→ Given instruction
Leave out the pictures and copy everything else below exactly.

════════════════════

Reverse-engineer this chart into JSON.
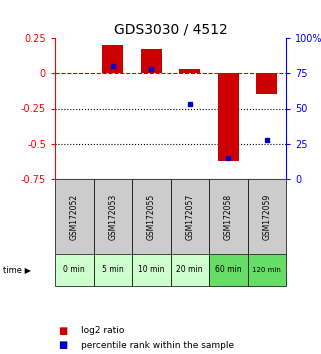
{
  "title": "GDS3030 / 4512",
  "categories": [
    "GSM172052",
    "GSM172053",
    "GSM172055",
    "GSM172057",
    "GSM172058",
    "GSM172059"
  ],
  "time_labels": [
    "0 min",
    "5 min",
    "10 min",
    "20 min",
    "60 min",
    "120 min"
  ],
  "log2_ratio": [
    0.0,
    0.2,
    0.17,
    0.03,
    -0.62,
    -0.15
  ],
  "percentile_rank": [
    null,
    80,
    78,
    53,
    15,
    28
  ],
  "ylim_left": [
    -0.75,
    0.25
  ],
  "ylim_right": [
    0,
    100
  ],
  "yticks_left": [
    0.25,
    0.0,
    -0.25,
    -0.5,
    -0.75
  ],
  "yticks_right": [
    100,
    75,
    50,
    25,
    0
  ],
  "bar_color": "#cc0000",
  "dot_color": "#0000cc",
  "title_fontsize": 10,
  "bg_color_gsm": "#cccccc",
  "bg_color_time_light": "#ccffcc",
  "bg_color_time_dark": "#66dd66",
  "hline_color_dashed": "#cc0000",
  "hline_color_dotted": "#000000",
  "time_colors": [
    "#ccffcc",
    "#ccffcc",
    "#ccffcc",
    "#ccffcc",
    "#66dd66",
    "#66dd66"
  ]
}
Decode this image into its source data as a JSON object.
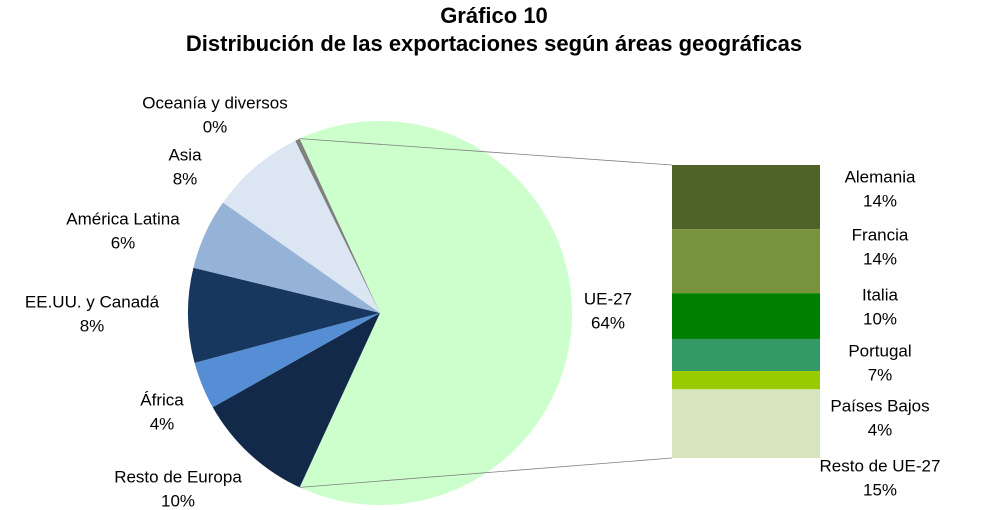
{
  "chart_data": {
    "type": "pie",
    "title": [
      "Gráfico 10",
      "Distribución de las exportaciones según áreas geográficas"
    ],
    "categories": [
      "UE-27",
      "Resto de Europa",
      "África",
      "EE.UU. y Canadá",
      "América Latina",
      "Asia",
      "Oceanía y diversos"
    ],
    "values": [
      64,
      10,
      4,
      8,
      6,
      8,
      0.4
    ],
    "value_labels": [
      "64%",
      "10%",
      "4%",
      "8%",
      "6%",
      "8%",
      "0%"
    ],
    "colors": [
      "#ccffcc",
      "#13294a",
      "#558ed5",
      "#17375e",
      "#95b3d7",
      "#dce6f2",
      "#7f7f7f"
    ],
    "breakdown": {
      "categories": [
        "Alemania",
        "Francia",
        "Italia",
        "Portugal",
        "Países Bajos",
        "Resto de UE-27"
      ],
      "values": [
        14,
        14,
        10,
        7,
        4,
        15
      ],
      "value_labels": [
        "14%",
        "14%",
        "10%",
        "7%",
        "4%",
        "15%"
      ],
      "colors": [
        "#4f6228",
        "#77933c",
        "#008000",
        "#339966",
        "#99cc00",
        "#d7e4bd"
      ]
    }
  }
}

════════════════════

→ Answer to this problem
Reverse-engineer this chart into JSON.
{
  "title": "GDS3030 / 4512",
  "categories": [
    "GSM172052",
    "GSM172053",
    "GSM172055",
    "GSM172057",
    "GSM172058",
    "GSM172059"
  ],
  "time_labels": [
    "0 min",
    "5 min",
    "10 min",
    "20 min",
    "60 min",
    "120 min"
  ],
  "log2_ratio": [
    0.0,
    0.2,
    0.17,
    0.03,
    -0.62,
    -0.15
  ],
  "percentile_rank": [
    null,
    80,
    78,
    53,
    15,
    28
  ],
  "ylim_left": [
    -0.75,
    0.25
  ],
  "ylim_right": [
    0,
    100
  ],
  "yticks_left": [
    0.25,
    0.0,
    -0.25,
    -0.5,
    -0.75
  ],
  "yticks_right": [
    100,
    75,
    50,
    25,
    0
  ],
  "bar_color": "#cc0000",
  "dot_color": "#0000cc",
  "title_fontsize": 10,
  "bg_color_gsm": "#cccccc",
  "bg_color_time_light": "#ccffcc",
  "bg_color_time_dark": "#66dd66",
  "hline_color_dashed": "#cc0000",
  "hline_color_dotted": "#000000",
  "time_colors": [
    "#ccffcc",
    "#ccffcc",
    "#ccffcc",
    "#ccffcc",
    "#66dd66",
    "#66dd66"
  ]
}
Decode this image into its source data as a JSON object.
{
  "chart_data": {
    "type": "pie",
    "title": [
      "Gráfico 10",
      "Distribución de las exportaciones según áreas geográficas"
    ],
    "categories": [
      "UE-27",
      "Resto de Europa",
      "África",
      "EE.UU. y Canadá",
      "América Latina",
      "Asia",
      "Oceanía y diversos"
    ],
    "values": [
      64,
      10,
      4,
      8,
      6,
      8,
      0.4
    ],
    "value_labels": [
      "64%",
      "10%",
      "4%",
      "8%",
      "6%",
      "8%",
      "0%"
    ],
    "colors": [
      "#ccffcc",
      "#13294a",
      "#558ed5",
      "#17375e",
      "#95b3d7",
      "#dce6f2",
      "#7f7f7f"
    ],
    "breakdown": {
      "categories": [
        "Alemania",
        "Francia",
        "Italia",
        "Portugal",
        "Países Bajos",
        "Resto de UE-27"
      ],
      "values": [
        14,
        14,
        10,
        7,
        4,
        15
      ],
      "value_labels": [
        "14%",
        "14%",
        "10%",
        "7%",
        "4%",
        "15%"
      ],
      "colors": [
        "#4f6228",
        "#77933c",
        "#008000",
        "#339966",
        "#99cc00",
        "#d7e4bd"
      ]
    }
  }
}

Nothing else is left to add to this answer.